L'apparato circolatorio: cuore e arterie

L’APPARATO CIRCOLATORIO : cuore e arterie

 

appunti del dott. Claudio Italiano

Per vivere e per lavorare, i tessuti e gli organi hanno bisogno di nutrimento e di energia. Pertanto in tutto il corpo deve giungere il glucosio e l’ossigeno necessario per la “combustione” chimica dello stesso glucosio, che avviene, come sappiamo, a 37°C, con una resa energetica notevole. Le principali funzioni dell’apparato circolatorio, dunque, consistono nella circolazione del tessuto sangue in tutto il corpo, che è a sua volta costituito, da una parte corpus colata, i globuli rossi, ed una liquida, il plasma.
━━━━
Compiti richiesti:
(1) Secondo il testo sull'apparato circolatorio, a quale temperatura avviene la "combustione" chimica del glucosio?
(2) Prosegua il testo sull'apparato circolatorio a partire dalla sua ultima frase.
L'elenco proviene da una fonte diversa da quella del testo.
━━━━
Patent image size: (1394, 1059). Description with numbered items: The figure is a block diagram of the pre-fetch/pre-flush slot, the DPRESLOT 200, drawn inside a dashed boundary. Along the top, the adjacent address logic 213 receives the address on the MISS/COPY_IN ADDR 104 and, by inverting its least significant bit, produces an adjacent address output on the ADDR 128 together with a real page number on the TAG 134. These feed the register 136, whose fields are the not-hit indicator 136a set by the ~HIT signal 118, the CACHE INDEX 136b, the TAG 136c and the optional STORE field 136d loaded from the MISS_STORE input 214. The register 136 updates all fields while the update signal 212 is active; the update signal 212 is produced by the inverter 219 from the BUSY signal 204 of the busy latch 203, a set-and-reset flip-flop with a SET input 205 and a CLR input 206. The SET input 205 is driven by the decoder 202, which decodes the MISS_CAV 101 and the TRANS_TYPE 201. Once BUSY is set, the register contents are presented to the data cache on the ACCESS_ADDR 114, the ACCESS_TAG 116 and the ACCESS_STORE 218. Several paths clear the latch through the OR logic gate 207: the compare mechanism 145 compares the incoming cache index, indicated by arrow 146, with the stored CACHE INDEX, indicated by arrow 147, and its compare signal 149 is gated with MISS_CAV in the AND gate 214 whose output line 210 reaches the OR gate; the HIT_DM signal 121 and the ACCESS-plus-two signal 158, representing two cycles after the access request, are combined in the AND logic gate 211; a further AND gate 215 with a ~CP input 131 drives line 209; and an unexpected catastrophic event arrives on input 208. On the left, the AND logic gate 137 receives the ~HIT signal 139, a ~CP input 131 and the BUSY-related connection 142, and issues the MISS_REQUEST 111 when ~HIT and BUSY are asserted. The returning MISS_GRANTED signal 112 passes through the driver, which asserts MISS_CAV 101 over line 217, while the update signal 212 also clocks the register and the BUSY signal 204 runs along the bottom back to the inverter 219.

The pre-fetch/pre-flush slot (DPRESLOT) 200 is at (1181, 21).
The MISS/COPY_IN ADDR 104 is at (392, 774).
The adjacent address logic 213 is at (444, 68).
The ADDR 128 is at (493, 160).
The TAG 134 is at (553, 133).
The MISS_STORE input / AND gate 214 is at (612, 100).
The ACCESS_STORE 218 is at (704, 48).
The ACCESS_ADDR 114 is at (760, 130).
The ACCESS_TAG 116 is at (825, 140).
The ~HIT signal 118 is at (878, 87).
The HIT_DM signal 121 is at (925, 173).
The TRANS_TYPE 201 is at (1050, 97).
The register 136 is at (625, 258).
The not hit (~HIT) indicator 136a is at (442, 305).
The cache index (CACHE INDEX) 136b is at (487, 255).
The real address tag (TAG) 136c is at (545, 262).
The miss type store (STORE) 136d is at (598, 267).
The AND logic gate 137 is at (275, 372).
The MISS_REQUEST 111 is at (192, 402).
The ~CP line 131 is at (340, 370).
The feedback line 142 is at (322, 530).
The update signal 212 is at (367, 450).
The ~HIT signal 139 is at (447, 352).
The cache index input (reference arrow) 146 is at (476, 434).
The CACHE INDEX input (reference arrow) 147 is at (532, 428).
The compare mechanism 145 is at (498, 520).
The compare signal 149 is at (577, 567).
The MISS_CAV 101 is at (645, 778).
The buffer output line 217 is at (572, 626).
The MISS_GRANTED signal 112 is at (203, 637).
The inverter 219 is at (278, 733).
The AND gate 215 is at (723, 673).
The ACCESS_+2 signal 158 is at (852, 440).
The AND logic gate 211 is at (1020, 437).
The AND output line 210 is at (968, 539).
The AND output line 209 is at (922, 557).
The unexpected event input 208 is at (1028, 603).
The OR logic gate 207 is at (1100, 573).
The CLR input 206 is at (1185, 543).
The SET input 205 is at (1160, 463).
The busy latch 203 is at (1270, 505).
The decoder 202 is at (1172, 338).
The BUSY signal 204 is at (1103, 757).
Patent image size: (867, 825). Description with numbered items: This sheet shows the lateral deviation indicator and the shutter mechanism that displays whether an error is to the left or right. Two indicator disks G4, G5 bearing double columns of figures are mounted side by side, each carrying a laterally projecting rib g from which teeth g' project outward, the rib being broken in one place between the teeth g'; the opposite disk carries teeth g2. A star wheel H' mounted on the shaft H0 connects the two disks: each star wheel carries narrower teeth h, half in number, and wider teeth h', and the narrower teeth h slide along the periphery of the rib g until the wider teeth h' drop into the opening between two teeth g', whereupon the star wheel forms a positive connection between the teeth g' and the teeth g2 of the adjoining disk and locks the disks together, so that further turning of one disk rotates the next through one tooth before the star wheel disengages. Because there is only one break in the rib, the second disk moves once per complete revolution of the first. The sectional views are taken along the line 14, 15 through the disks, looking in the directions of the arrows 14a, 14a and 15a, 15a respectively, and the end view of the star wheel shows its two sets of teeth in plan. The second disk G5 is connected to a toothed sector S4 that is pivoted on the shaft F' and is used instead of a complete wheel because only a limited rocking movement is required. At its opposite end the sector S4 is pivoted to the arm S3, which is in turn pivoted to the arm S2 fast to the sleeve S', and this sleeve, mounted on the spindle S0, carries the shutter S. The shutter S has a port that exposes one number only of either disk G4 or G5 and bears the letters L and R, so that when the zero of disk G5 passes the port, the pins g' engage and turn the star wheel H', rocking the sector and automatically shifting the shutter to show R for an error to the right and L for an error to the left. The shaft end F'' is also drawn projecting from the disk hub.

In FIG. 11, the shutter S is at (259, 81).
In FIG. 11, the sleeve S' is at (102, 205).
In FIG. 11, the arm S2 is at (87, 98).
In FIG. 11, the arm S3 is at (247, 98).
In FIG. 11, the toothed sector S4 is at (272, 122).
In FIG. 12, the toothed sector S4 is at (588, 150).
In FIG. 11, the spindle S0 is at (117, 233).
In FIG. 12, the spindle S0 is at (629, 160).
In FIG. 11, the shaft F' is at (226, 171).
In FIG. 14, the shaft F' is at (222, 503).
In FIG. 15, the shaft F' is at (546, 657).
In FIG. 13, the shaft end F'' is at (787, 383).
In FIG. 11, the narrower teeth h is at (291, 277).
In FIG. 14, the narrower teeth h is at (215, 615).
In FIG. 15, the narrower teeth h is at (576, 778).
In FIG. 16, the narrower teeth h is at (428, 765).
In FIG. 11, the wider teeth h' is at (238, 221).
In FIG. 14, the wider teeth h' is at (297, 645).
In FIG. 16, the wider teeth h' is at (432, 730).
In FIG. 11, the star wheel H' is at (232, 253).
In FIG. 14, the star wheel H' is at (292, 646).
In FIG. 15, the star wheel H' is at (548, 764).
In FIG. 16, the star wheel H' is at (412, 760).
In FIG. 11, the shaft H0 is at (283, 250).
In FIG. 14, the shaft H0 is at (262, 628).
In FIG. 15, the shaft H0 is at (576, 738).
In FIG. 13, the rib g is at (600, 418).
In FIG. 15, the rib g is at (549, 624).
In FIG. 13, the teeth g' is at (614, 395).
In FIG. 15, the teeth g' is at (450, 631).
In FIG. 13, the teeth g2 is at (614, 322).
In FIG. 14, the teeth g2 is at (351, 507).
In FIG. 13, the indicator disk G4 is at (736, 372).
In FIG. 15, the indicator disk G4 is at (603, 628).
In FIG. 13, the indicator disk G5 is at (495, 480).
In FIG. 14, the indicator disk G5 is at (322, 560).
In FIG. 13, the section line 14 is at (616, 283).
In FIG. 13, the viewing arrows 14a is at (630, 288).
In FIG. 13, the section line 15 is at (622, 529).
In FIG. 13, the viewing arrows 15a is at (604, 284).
━━━━
Le Sue risposte:
(1) A 37°C.

(2)
Nel sangue dove, come dicevamo, troviamo i globuli rossi, essi  contengono al loro interno una proteina detta “emoglobina”, costituita da un gruppo prostetico, l’eme e la globina; il ferro contenuto nell’eme ha il compito di ossidarsi, cioè di captare ossigeno e di cederlo ai tessuti, funzione che avviene normalmente quando l’organismo si trova in condizioni fisiologiche. Esistono, però, delle condizioni in cui la funzione respiratoria e lo scambio di ossigeno, ematosi,  non avviene per intossicazione da monossido di carbonio. Altre volte il circolo sanguigno, per condizioni di scompenso del miocardio non si svolge in maniera adeguata rispetto alle esigenze dell’organismo, per cui una persona che vive in situazione di scompenso riesce appena a muovere qualche passo e presenta dispnea ingravescente anche a sforzi minimi.  Per raggiungere tutti i punti, dicevamo, il sangue deve circolare attraverso i vasi sanguigni per il corpo umano, e ciò è possibile grazie ad una pompa, il cuore, dei vasi di mandata, le arterie, dei vasi specializzati per il ritorno venoso al cuore cioè le vene, e i capillari, che sono i vasellini deputati allo scambio nei tessuti.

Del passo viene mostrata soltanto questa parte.